=== TO BE DONE ===
Quote each record exactly, please, leaving none out.
——
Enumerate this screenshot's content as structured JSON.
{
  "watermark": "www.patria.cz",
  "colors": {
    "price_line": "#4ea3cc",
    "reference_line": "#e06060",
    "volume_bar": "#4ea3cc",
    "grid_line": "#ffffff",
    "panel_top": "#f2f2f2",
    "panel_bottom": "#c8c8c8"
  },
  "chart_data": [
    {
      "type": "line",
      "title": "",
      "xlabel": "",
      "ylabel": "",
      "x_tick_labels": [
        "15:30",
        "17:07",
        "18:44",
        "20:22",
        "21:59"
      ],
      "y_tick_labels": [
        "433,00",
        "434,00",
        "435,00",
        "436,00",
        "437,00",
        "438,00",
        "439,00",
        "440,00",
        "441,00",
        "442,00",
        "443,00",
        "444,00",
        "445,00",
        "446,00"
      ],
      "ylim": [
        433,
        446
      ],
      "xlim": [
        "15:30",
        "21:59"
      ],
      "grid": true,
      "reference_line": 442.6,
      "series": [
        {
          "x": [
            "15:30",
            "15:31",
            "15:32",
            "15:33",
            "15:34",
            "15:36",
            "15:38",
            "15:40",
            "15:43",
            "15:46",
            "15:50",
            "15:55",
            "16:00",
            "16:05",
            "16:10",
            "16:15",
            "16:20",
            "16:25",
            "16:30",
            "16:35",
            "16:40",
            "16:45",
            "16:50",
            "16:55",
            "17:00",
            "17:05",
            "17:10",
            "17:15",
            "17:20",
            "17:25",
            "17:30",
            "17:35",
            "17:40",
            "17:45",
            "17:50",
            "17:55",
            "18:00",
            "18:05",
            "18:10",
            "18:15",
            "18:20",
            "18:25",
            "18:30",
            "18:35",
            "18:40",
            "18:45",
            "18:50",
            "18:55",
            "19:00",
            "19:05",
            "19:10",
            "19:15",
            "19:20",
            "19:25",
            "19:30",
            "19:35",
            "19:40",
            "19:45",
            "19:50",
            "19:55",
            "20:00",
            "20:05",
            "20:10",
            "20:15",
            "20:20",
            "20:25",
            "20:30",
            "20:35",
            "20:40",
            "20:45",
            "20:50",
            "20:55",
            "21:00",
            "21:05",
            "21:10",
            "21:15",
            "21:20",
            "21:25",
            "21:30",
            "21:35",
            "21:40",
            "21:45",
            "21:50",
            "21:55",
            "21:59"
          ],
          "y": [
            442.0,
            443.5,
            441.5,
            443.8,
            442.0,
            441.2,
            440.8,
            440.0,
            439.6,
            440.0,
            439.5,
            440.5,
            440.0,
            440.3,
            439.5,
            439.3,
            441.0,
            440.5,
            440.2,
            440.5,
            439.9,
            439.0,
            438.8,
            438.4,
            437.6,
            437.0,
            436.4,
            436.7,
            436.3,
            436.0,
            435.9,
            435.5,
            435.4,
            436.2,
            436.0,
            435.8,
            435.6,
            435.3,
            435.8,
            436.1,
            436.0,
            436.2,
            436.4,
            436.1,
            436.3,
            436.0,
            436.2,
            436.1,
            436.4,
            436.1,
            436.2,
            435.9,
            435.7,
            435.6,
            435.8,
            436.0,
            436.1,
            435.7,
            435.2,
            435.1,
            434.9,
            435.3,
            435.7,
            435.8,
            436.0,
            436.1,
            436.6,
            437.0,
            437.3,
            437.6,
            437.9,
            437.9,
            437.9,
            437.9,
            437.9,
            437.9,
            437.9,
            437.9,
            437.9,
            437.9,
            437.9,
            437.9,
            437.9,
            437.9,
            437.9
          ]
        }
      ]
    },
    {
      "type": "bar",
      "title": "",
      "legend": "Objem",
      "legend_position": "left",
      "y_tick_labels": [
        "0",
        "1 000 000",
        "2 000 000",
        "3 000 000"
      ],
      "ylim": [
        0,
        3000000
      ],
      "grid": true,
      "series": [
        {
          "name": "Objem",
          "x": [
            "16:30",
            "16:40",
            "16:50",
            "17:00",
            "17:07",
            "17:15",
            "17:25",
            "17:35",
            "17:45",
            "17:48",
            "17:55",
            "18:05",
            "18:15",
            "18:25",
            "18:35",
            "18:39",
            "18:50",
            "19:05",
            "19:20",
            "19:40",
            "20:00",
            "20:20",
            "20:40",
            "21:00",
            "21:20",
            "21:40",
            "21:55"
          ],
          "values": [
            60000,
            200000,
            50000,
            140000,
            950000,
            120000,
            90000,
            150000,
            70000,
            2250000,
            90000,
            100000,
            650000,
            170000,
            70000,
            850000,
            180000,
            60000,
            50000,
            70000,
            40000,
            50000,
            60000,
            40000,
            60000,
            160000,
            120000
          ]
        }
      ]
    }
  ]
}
——
=== OUTPUT OF THE EXERCISE ===
Enumerate this screenshot's content as structured JSON.
{
  "watermark": "www.patria.cz",
  "colors": {
    "price_line": "#4ea3cc",
    "reference_line": "#e06060",
    "volume_bar": "#4ea3cc",
    "grid_line": "#ffffff",
    "panel_top": "#f2f2f2",
    "panel_bottom": "#c8c8c8"
  },
  "chart_data": [
    {
      "type": "line",
      "title": "",
      "xlabel": "",
      "ylabel": "",
      "x_tick_labels": [
        "15:30",
        "17:07",
        "18:44",
        "20:22",
        "21:59"
      ],
      "y_tick_labels": [
        "433,00",
        "434,00",
        "435,00",
        "436,00",
        "437,00",
        "438,00",
        "439,00",
        "440,00",
        "441,00",
        "442,00",
        "443,00",
        "444,00",
        "445,00",
        "446,00"
      ],
      "ylim": [
        433,
        446
      ],
      "xlim": [
        "15:30",
        "21:59"
      ],
      "grid": true,
      "reference_line": 442.6,
      "series": [
        {
          "x": [
            "15:30",
            "15:31",
            "15:32",
            "15:33",
            "15:34",
            "15:36",
            "15:38",
            "15:40",
            "15:43",
            "15:46",
            "15:50",
            "15:55",
            "16:00",
            "16:05",
            "16:10",
            "16:15",
            "16:20",
            "16:25",
            "16:30",
            "16:35",
            "16:40",
            "16:45",
            "16:50",
            "16:55",
            "17:00",
            "17:05",
            "17:10",
            "17:15",
            "17:20",
            "17:25",
            "17:30",
            "17:35",
            "17:40",
            "17:45",
            "17:50",
            "17:55",
            "18:00",
            "18:05",
            "18:10",
            "18:15",
            "18:20",
            "18:25",
            "18:30",
            "18:35",
            "18:40",
            "18:45",
            "18:50",
            "18:55",
            "19:00",
            "19:05",
            "19:10",
            "19:15",
            "19:20",
            "19:25",
            "19:30",
            "19:35",
            "19:40",
            "19:45",
            "19:50",
            "19:55",
            "20:00",
            "20:05",
            "20:10",
            "20:15",
            "20:20",
            "20:25",
            "20:30",
            "20:35",
            "20:40",
            "20:45",
            "20:50",
            "20:55",
            "21:00",
            "21:05",
            "21:10",
            "21:15",
            "21:20",
            "21:25",
            "21:30",
            "21:35",
            "21:40",
            "21:45",
            "21:50",
            "21:55",
            "21:59"
          ],
          "y": [
            442.0,
            443.5,
            441.5,
            443.8,
            442.0,
            441.2,
            440.8,
            440.0,
            439.6,
            440.0,
            439.5,
            440.5,
            440.0,
            440.3,
            439.5,
            439.3,
            441.0,
            440.5,
            440.2,
            440.5,
            439.9,
            439.0,
            438.8,
            438.4,
            437.6,
            437.0,
            436.4,
            436.7,
            436.3,
            436.0,
            435.9,
            435.5,
            435.4,
            436.2,
            436.0,
            435.8,
            435.6,
            435.3,
            435.8,
            436.1,
            436.0,
            436.2,
            436.4,
            436.1,
            436.3,
            436.0,
            436.2,
            436.1,
            436.4,
            436.1,
            436.2,
            435.9,
            435.7,
            435.6,
            435.8,
            436.0,
            436.1,
            435.7,
            435.2,
            435.1,
            434.9,
            435.3,
            435.7,
            435.8,
            436.0,
            436.1,
            436.6,
            437.0,
            437.3,
            437.6,
            437.9,
            437.9,
            437.9,
            437.9,
            437.9,
            437.9,
            437.9,
            437.9,
            437.9,
            437.9,
            437.9,
            437.9,
            437.9,
            437.9,
            437.9
          ]
        }
      ]
    },
    {
      "type": "bar",
      "title": "",
      "legend": "Objem",
      "legend_position": "left",
      "y_tick_labels": [
        "0",
        "1 000 000",
        "2 000 000",
        "3 000 000"
      ],
      "ylim": [
        0,
        3000000
      ],
      "grid": true,
      "series": [
        {
          "name": "Objem",
          "x": [
            "16:30",
            "16:40",
            "16:50",
            "17:00",
            "17:07",
            "17:15",
            "17:25",
            "17:35",
            "17:45",
            "17:48",
            "17:55",
            "18:05",
            "18:15",
            "18:25",
            "18:35",
            "18:39",
            "18:50",
            "19:05",
            "19:20",
            "19:40",
            "20:00",
            "20:20",
            "20:40",
            "21:00",
            "21:20",
            "21:40",
            "21:55"
          ],
          "values": [
            60000,
            200000,
            50000,
            140000,
            950000,
            120000,
            90000,
            150000,
            70000,
            2250000,
            90000,
            100000,
            650000,
            170000,
            70000,
            850000,
            180000,
            60000,
            50000,
            70000,
            40000,
            50000,
            60000,
            40000,
            60000,
            160000,
            120000
          ]
        }
      ]
    }
  ]
}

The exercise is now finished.